>> start Exercise data
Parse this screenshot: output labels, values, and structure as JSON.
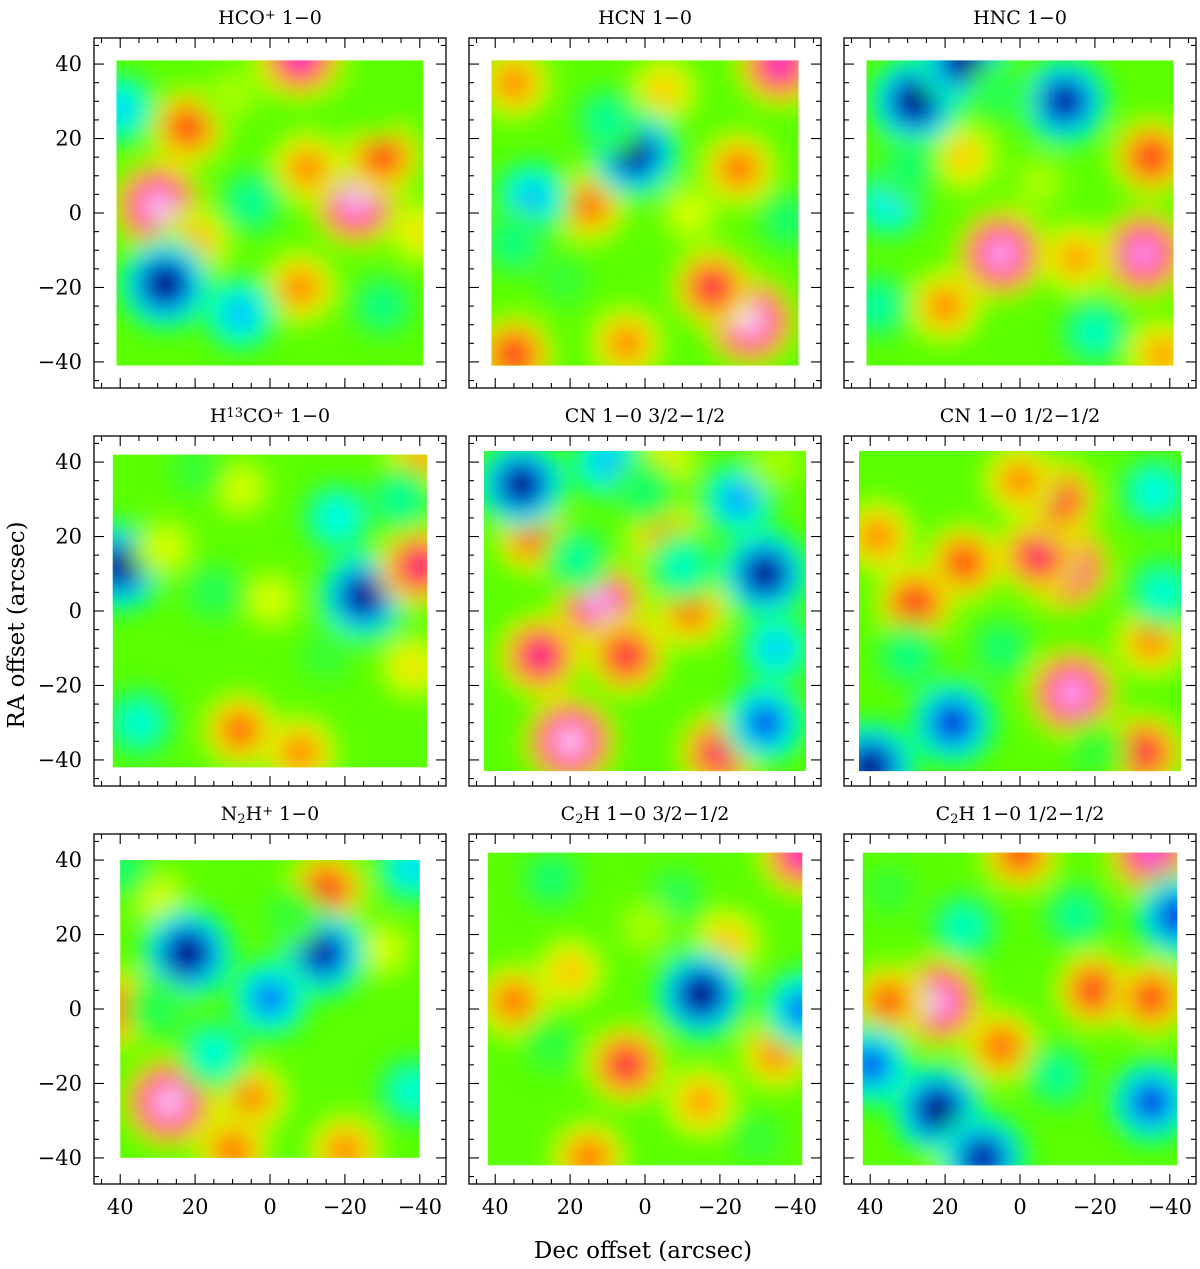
{
  "figure": {
    "xlabel": "Dec offset (arcsec)",
    "ylabel": "RA offset (arcsec)"
  },
  "chart_data": [
    {
      "type": "heatmap",
      "title": "HCO+ 1-0",
      "title_parts": {
        "base": "HCO",
        "sup": "+",
        "rest": " 1−0"
      },
      "xlim": [
        47,
        -47
      ],
      "ylim": [
        -47,
        47
      ],
      "map_extent_x": [
        41,
        -41
      ],
      "map_extent_y": [
        -41,
        41
      ],
      "x_ticks": [
        "40",
        "20",
        "0",
        "−20",
        "−40"
      ],
      "y_ticks": [
        "40",
        "20",
        "0",
        "−20",
        "−40"
      ],
      "show_x_ticklabels": false,
      "show_y_ticklabels": true,
      "features": [
        {
          "x": 30,
          "y": 2,
          "level": 0.97
        },
        {
          "x": -23,
          "y": 3,
          "level": 0.96
        },
        {
          "x": -8,
          "y": 42,
          "level": 0.9
        },
        {
          "x": 22,
          "y": 23,
          "level": 0.78
        },
        {
          "x": -30,
          "y": 15,
          "level": 0.78
        },
        {
          "x": -10,
          "y": 12,
          "level": 0.72
        },
        {
          "x": 20,
          "y": -8,
          "level": 0.68
        },
        {
          "x": -8,
          "y": -20,
          "level": 0.72
        },
        {
          "x": -40,
          "y": -5,
          "level": 0.62
        },
        {
          "x": 28,
          "y": -19,
          "level": 0.0
        },
        {
          "x": 8,
          "y": -27,
          "level": 0.22
        },
        {
          "x": 40,
          "y": 28,
          "level": 0.25
        },
        {
          "x": 5,
          "y": 3,
          "level": 0.36
        },
        {
          "x": -30,
          "y": -25,
          "level": 0.38
        },
        {
          "x": 10,
          "y": 32,
          "level": 0.55
        },
        {
          "x": -28,
          "y": 28,
          "level": 0.5
        }
      ]
    },
    {
      "type": "heatmap",
      "title": "HCN 1-0",
      "title_parts": {
        "base": "HCN 1−0",
        "sup": "",
        "rest": ""
      },
      "xlim": [
        47,
        -47
      ],
      "ylim": [
        -47,
        47
      ],
      "map_extent_x": [
        41,
        -41
      ],
      "map_extent_y": [
        -41,
        41
      ],
      "x_ticks": [
        "40",
        "20",
        "0",
        "−20",
        "−40"
      ],
      "y_ticks": [
        "40",
        "20",
        "0",
        "−20",
        "−40"
      ],
      "show_x_ticklabels": false,
      "show_y_ticklabels": false,
      "features": [
        {
          "x": -28,
          "y": -29,
          "level": 0.98
        },
        {
          "x": -36,
          "y": 40,
          "level": 0.9
        },
        {
          "x": -18,
          "y": -20,
          "level": 0.82
        },
        {
          "x": -25,
          "y": 12,
          "level": 0.74
        },
        {
          "x": 15,
          "y": 2,
          "level": 0.74
        },
        {
          "x": 35,
          "y": 35,
          "level": 0.72
        },
        {
          "x": 35,
          "y": -38,
          "level": 0.8
        },
        {
          "x": 5,
          "y": -35,
          "level": 0.72
        },
        {
          "x": -5,
          "y": 33,
          "level": 0.65
        },
        {
          "x": 3,
          "y": 16,
          "level": 0.02
        },
        {
          "x": 30,
          "y": 4,
          "level": 0.22
        },
        {
          "x": 10,
          "y": 25,
          "level": 0.36
        },
        {
          "x": 35,
          "y": -8,
          "level": 0.38
        },
        {
          "x": -38,
          "y": -2,
          "level": 0.4
        },
        {
          "x": 22,
          "y": -18,
          "level": 0.45
        },
        {
          "x": -12,
          "y": 0,
          "level": 0.58
        }
      ]
    },
    {
      "type": "heatmap",
      "title": "HNC 1-0",
      "title_parts": {
        "base": "HNC 1−0",
        "sup": "",
        "rest": ""
      },
      "xlim": [
        47,
        -47
      ],
      "ylim": [
        -47,
        47
      ],
      "map_extent_x": [
        41,
        -41
      ],
      "map_extent_y": [
        -41,
        41
      ],
      "x_ticks": [
        "40",
        "20",
        "0",
        "−20",
        "−40"
      ],
      "y_ticks": [
        "40",
        "20",
        "0",
        "−20",
        "−40"
      ],
      "show_x_ticklabels": false,
      "show_y_ticklabels": false,
      "features": [
        {
          "x": 5,
          "y": -11,
          "level": 0.96
        },
        {
          "x": -33,
          "y": -11,
          "level": 0.95
        },
        {
          "x": -35,
          "y": 15,
          "level": 0.8
        },
        {
          "x": 20,
          "y": -25,
          "level": 0.72
        },
        {
          "x": -15,
          "y": -12,
          "level": 0.7
        },
        {
          "x": -38,
          "y": -38,
          "level": 0.7
        },
        {
          "x": 15,
          "y": 15,
          "level": 0.65
        },
        {
          "x": -5,
          "y": 8,
          "level": 0.55
        },
        {
          "x": 28,
          "y": 30,
          "level": 0.0
        },
        {
          "x": -12,
          "y": 30,
          "level": 0.04
        },
        {
          "x": 15,
          "y": 41,
          "level": 0.02
        },
        {
          "x": 35,
          "y": 3,
          "level": 0.26
        },
        {
          "x": 38,
          "y": -25,
          "level": 0.35
        },
        {
          "x": -20,
          "y": -32,
          "level": 0.32
        },
        {
          "x": 5,
          "y": 32,
          "level": 0.42
        },
        {
          "x": 30,
          "y": 12,
          "level": 0.4
        }
      ]
    },
    {
      "type": "heatmap",
      "title": "H13CO+ 1-0",
      "title_parts": {
        "base": "H",
        "sup": "13",
        "rest": "CO",
        "sup2": "+",
        "rest2": " 1−0"
      },
      "xlim": [
        47,
        -47
      ],
      "ylim": [
        -47,
        47
      ],
      "map_extent_x": [
        42,
        -42
      ],
      "map_extent_y": [
        -42,
        42
      ],
      "x_ticks": [
        "40",
        "20",
        "0",
        "−20",
        "−40"
      ],
      "y_ticks": [
        "40",
        "20",
        "0",
        "−20",
        "−40"
      ],
      "show_x_ticklabels": false,
      "show_y_ticklabels": true,
      "features": [
        {
          "x": 40,
          "y": 12,
          "level": 0.02
        },
        {
          "x": -25,
          "y": 4,
          "level": 0.02
        },
        {
          "x": -40,
          "y": 12,
          "level": 0.85
        },
        {
          "x": 8,
          "y": -32,
          "level": 0.75
        },
        {
          "x": -8,
          "y": -38,
          "level": 0.72
        },
        {
          "x": 0,
          "y": 3,
          "level": 0.58
        },
        {
          "x": 28,
          "y": 17,
          "level": 0.58
        },
        {
          "x": 8,
          "y": 33,
          "level": 0.58
        },
        {
          "x": -38,
          "y": -15,
          "level": 0.62
        },
        {
          "x": -40,
          "y": 40,
          "level": 0.7
        },
        {
          "x": -18,
          "y": 25,
          "level": 0.28
        },
        {
          "x": 35,
          "y": -30,
          "level": 0.3
        },
        {
          "x": -35,
          "y": 30,
          "level": 0.36
        },
        {
          "x": 15,
          "y": 5,
          "level": 0.42
        },
        {
          "x": 20,
          "y": 38,
          "level": 0.45
        },
        {
          "x": -15,
          "y": -12,
          "level": 0.45
        }
      ]
    },
    {
      "type": "heatmap",
      "title": "CN 1-0 3/2-1/2",
      "title_parts": {
        "base": "CN 1−0 3/2−1/2",
        "sup": "",
        "rest": ""
      },
      "xlim": [
        47,
        -47
      ],
      "ylim": [
        -47,
        47
      ],
      "map_extent_x": [
        43,
        -43
      ],
      "map_extent_y": [
        -43,
        43
      ],
      "x_ticks": [
        "40",
        "20",
        "0",
        "−20",
        "−40"
      ],
      "y_ticks": [
        "40",
        "20",
        "0",
        "−20",
        "−40"
      ],
      "show_x_ticklabels": false,
      "show_y_ticklabels": false,
      "features": [
        {
          "x": 20,
          "y": -35,
          "level": 0.98
        },
        {
          "x": 12,
          "y": 2,
          "level": 0.95
        },
        {
          "x": 28,
          "y": -12,
          "level": 0.86
        },
        {
          "x": 5,
          "y": -12,
          "level": 0.82
        },
        {
          "x": -20,
          "y": -38,
          "level": 0.84
        },
        {
          "x": 30,
          "y": 20,
          "level": 0.76
        },
        {
          "x": -5,
          "y": 20,
          "level": 0.72
        },
        {
          "x": -12,
          "y": 0,
          "level": 0.74
        },
        {
          "x": -5,
          "y": 40,
          "level": 0.62
        },
        {
          "x": 33,
          "y": 34,
          "level": 0.02
        },
        {
          "x": -32,
          "y": 10,
          "level": 0.02
        },
        {
          "x": -32,
          "y": -30,
          "level": 0.12
        },
        {
          "x": -25,
          "y": 30,
          "level": 0.2
        },
        {
          "x": -35,
          "y": -10,
          "level": 0.24
        },
        {
          "x": 10,
          "y": 40,
          "level": 0.22
        },
        {
          "x": -10,
          "y": 12,
          "level": 0.32
        },
        {
          "x": 18,
          "y": 14,
          "level": 0.36
        },
        {
          "x": 0,
          "y": 32,
          "level": 0.4
        },
        {
          "x": -35,
          "y": 40,
          "level": 0.55
        }
      ]
    },
    {
      "type": "heatmap",
      "title": "CN 1-0 1/2-1/2",
      "title_parts": {
        "base": "CN 1−0 1/2−1/2",
        "sup": "",
        "rest": ""
      },
      "xlim": [
        47,
        -47
      ],
      "ylim": [
        -47,
        47
      ],
      "map_extent_x": [
        43,
        -43
      ],
      "map_extent_y": [
        -43,
        43
      ],
      "x_ticks": [
        "40",
        "20",
        "0",
        "−20",
        "−40"
      ],
      "y_ticks": [
        "40",
        "20",
        "0",
        "−20",
        "−40"
      ],
      "show_x_ticklabels": false,
      "show_y_ticklabels": false,
      "features": [
        {
          "x": -12,
          "y": 12,
          "level": 0.96
        },
        {
          "x": -14,
          "y": -22,
          "level": 0.96
        },
        {
          "x": -5,
          "y": 15,
          "level": 0.84
        },
        {
          "x": 15,
          "y": 13,
          "level": 0.78
        },
        {
          "x": -10,
          "y": 30,
          "level": 0.82
        },
        {
          "x": 28,
          "y": 2,
          "level": 0.8
        },
        {
          "x": 0,
          "y": 35,
          "level": 0.72
        },
        {
          "x": -35,
          "y": -8,
          "level": 0.72
        },
        {
          "x": 38,
          "y": 20,
          "level": 0.72
        },
        {
          "x": -33,
          "y": -38,
          "level": 0.82
        },
        {
          "x": 18,
          "y": -30,
          "level": 0.08
        },
        {
          "x": 40,
          "y": -42,
          "level": 0.0
        },
        {
          "x": -36,
          "y": 32,
          "level": 0.28
        },
        {
          "x": -38,
          "y": 5,
          "level": 0.3
        },
        {
          "x": 30,
          "y": -12,
          "level": 0.38
        },
        {
          "x": 5,
          "y": -10,
          "level": 0.4
        },
        {
          "x": -20,
          "y": -38,
          "level": 0.45
        }
      ]
    },
    {
      "type": "heatmap",
      "title": "N2H+ 1-0",
      "title_parts": {
        "base": "N",
        "sub": "2",
        "rest": "H",
        "sup2": "+",
        "rest2": " 1−0"
      },
      "xlim": [
        47,
        -47
      ],
      "ylim": [
        -47,
        47
      ],
      "map_extent_x": [
        40,
        -40
      ],
      "map_extent_y": [
        -40,
        40
      ],
      "x_ticks": [
        "40",
        "20",
        "0",
        "−20",
        "−40"
      ],
      "y_ticks": [
        "40",
        "20",
        "0",
        "−20",
        "−40"
      ],
      "show_x_ticklabels": true,
      "show_y_ticklabels": true,
      "features": [
        {
          "x": 27,
          "y": -25,
          "level": 0.98
        },
        {
          "x": -15,
          "y": 32,
          "level": 0.8
        },
        {
          "x": 40,
          "y": 0,
          "level": 0.78
        },
        {
          "x": 5,
          "y": -24,
          "level": 0.72
        },
        {
          "x": -20,
          "y": -38,
          "level": 0.72
        },
        {
          "x": 10,
          "y": -38,
          "level": 0.74
        },
        {
          "x": 30,
          "y": 30,
          "level": 0.58
        },
        {
          "x": -30,
          "y": 16,
          "level": 0.58
        },
        {
          "x": 22,
          "y": 15,
          "level": 0.0
        },
        {
          "x": -14,
          "y": 15,
          "level": 0.05
        },
        {
          "x": 0,
          "y": 3,
          "level": 0.16
        },
        {
          "x": -38,
          "y": 38,
          "level": 0.25
        },
        {
          "x": 15,
          "y": -12,
          "level": 0.3
        },
        {
          "x": -38,
          "y": -22,
          "level": 0.3
        },
        {
          "x": 40,
          "y": 38,
          "level": 0.4
        },
        {
          "x": 30,
          "y": 0,
          "level": 0.42
        },
        {
          "x": -5,
          "y": 25,
          "level": 0.45
        }
      ]
    },
    {
      "type": "heatmap",
      "title": "C2H 1-0 3/2-1/2",
      "title_parts": {
        "base": "C",
        "sub": "2",
        "rest": "H 1−0 3/2−1/2"
      },
      "xlim": [
        47,
        -47
      ],
      "ylim": [
        -47,
        47
      ],
      "map_extent_x": [
        42,
        -42
      ],
      "map_extent_y": [
        -42,
        42
      ],
      "x_ticks": [
        "40",
        "20",
        "0",
        "−20",
        "−40"
      ],
      "y_ticks": [
        "40",
        "20",
        "0",
        "−20",
        "−40"
      ],
      "show_x_ticklabels": true,
      "show_y_ticklabels": false,
      "features": [
        {
          "x": -42,
          "y": 42,
          "level": 0.9
        },
        {
          "x": 5,
          "y": -15,
          "level": 0.82
        },
        {
          "x": 35,
          "y": 2,
          "level": 0.74
        },
        {
          "x": 15,
          "y": -40,
          "level": 0.74
        },
        {
          "x": -35,
          "y": -12,
          "level": 0.72
        },
        {
          "x": -15,
          "y": -25,
          "level": 0.7
        },
        {
          "x": 20,
          "y": 10,
          "level": 0.66
        },
        {
          "x": -22,
          "y": 18,
          "level": 0.66
        },
        {
          "x": -15,
          "y": 4,
          "level": 0.0
        },
        {
          "x": -42,
          "y": 0,
          "level": 0.15
        },
        {
          "x": 25,
          "y": 35,
          "level": 0.4
        },
        {
          "x": -8,
          "y": 30,
          "level": 0.42
        },
        {
          "x": 25,
          "y": -10,
          "level": 0.44
        },
        {
          "x": -30,
          "y": -35,
          "level": 0.45
        },
        {
          "x": 0,
          "y": 22,
          "level": 0.55
        }
      ]
    },
    {
      "type": "heatmap",
      "title": "C2H 1-0 1/2-1/2",
      "title_parts": {
        "base": "C",
        "sub": "2",
        "rest": "H 1−0 1/2−1/2"
      },
      "xlim": [
        47,
        -47
      ],
      "ylim": [
        -47,
        47
      ],
      "map_extent_x": [
        42,
        -42
      ],
      "map_extent_y": [
        -42,
        42
      ],
      "x_ticks": [
        "40",
        "20",
        "0",
        "−20",
        "−40"
      ],
      "y_ticks": [
        "40",
        "20",
        "0",
        "−20",
        "−40"
      ],
      "show_x_ticklabels": true,
      "show_y_ticklabels": false,
      "features": [
        {
          "x": 22,
          "y": 2,
          "level": 0.96
        },
        {
          "x": -20,
          "y": 5,
          "level": 0.8
        },
        {
          "x": -35,
          "y": 3,
          "level": 0.78
        },
        {
          "x": 0,
          "y": 42,
          "level": 0.78
        },
        {
          "x": -35,
          "y": 42,
          "level": 0.92
        },
        {
          "x": 35,
          "y": 2,
          "level": 0.76
        },
        {
          "x": 5,
          "y": -10,
          "level": 0.75
        },
        {
          "x": 15,
          "y": -40,
          "level": 0.72
        },
        {
          "x": 22,
          "y": -27,
          "level": 0.0
        },
        {
          "x": 10,
          "y": -40,
          "level": 0.04
        },
        {
          "x": -35,
          "y": -25,
          "level": 0.1
        },
        {
          "x": -42,
          "y": 25,
          "level": 0.08
        },
        {
          "x": 40,
          "y": -15,
          "level": 0.12
        },
        {
          "x": 15,
          "y": 22,
          "level": 0.32
        },
        {
          "x": -15,
          "y": 25,
          "level": 0.36
        },
        {
          "x": -10,
          "y": -18,
          "level": 0.36
        },
        {
          "x": 35,
          "y": 32,
          "level": 0.45
        }
      ]
    }
  ]
}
>> end Exercise data
Goal – Report only how many lines of the listing hold the word "base".

Answer to this problem – 9